The early studies conducted by pioneering orientalists reveal that the first examples of the confusion related to Bayt al-Hikma resulted from the problems of editing Arabic manuscripts or translating specific Arabic words and terms that had no standard equivalents in the European languages. The first example of this confusion is found in Güstav Flügel’s 1858 edition of the Ottoman bibliographer and polymath scholar Katib Çelebi’s (d. 1657) hitherto unpublished famous encyclopedic bibliography Kashf al-Zunun. As quoted by Katib Çelebi from earlier biographic sources, the phrase about Salm, the head of the caliphal library known as the House of Wisdom, which in Arabic reads as “sahib Bayt al-Hikma”, was translated to Latin as “libri beit el-hikmet auctor”.1 Here Salm was introduced as the author of a book entitled Bayt al-Hikma. However, this misunderstanding did not last long because Flügel, in publishing al-Nadim’s Fihrist for the first time in 1871, corrected his mistake, and revised Bayt al-Hikma’s translation as a library and the term sahib as a librarian “bibliothecario oder bibliothecae beit el-hikmet dictae praefecto”.2

Moritz Steinschneider, in his leading study of the Arabic translations of Greek books, refers to Flügel’s mistake [which follows suit in Suter’s work]3 and confirms the information provided by al-Qifti (d. 1248) and Katib Çelebi about Salm and translations made by him.4 However, Steinschneider, while referring to Bayt al-Hikma as the “Institute of Sciences”, unintentionally opens the door to a very wide and long chain of speculations about the nature of this library.

INFORMATION PROVIDED:
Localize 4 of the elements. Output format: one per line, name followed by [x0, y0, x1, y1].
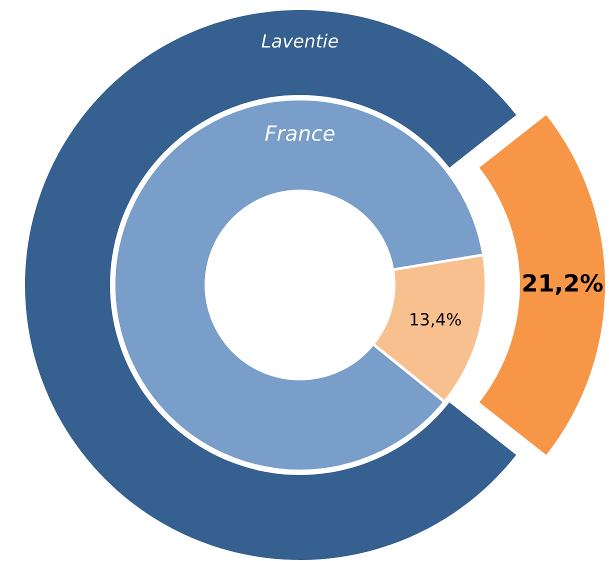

REQUIREMENTS:
1) Which people are named in the Bayt al-Hikma passage?
2) Can you carry on the passage about Bayt al-Hikma from its last sentence?
The material has no connection to the passage on Bayt al-Hikma.

TASK-BY-TASK RESULTS:
1)
- Güstav Flügel
- Katib Çelebi
- Salm
- al-Nadim
- Suter
- Moritz Steinschneider
- al-Qifti

2)
Another interesting example of shifting the meaning of a word can be seen in the translation of the word ‘madrasa’, the main educational institution of the Islamic world, to European languages. Italian priest Toderini Giambattista (d. 1799) in his book on Ottoman Culture De La Litterature des Turcs translates madrasa as “Academy”. Meanwhile, German orientalist F. Wüstenfeld (d. 1899) who translated Ibn Schobba’s (d. 1448) Tabaqat al-Shafi’iyya which documents the life’s and works of early shafi’i scholars, also used the word “academy” as equivalent to madrasa.5

The minor shift in understanding and translation of available historical accounts have had serious effects on the building up of the image of the hitherto unknown institution called Bayt al-Hikma. Hence, Bayt al-Hikma came alive as a great institution of learning with multifarious functions in Carl Brockelmann’s first edition of Geschichte der Arabischen Literatur.6 First published in 1898, it would be for decades an indispensable reference for all scholars of Islamic and Arabic studies. In his account of the translation activity that was carried on during the reign of Abbasid Caliph al-Ma’mun, Brockelmann presented Bayt al-Hikma, which according to him was founded by the caliph, as an active institution of scientific pursuit including a library and an observatory headed by Salm who was practicing as translator from Persian to Arabic. Brockelmann repeats this version of Bayt al-Hikma in the 1937 edition of his Geschichte der Arabischen Literatur7 “in Baghdad al-Ma’mun founded the Bayt al-Hikma which also housed a library and observatory”. This statement constitutes the main source for the image of an institute of science that includes many subsidiary departments for different scientific pursuits. It is rather paradoxical to mention that it was Brockelmann in his other studies, who sufficed himself with the real identification of Bayt al-Hikma as a court library founded by al-Ma’mun where he treasured books of Islamic and foreign cultures.8

Brockelmann drew the information about the translation of books in the early Abbasid period from Steinschneider, who did not suggest any of the new elements put forward in the expanded image of the House of Wisdom. Since none of the few references in the primary sources, however slight, conjectured in this context, it may be concluded that the source of such an image was probably due to the misunderstanding and confusion of references about the scholars, who were under the patronage of al-Ma’mun and involved in the translation activities and the Shamsiyah observatory, as will be explained in more detail below.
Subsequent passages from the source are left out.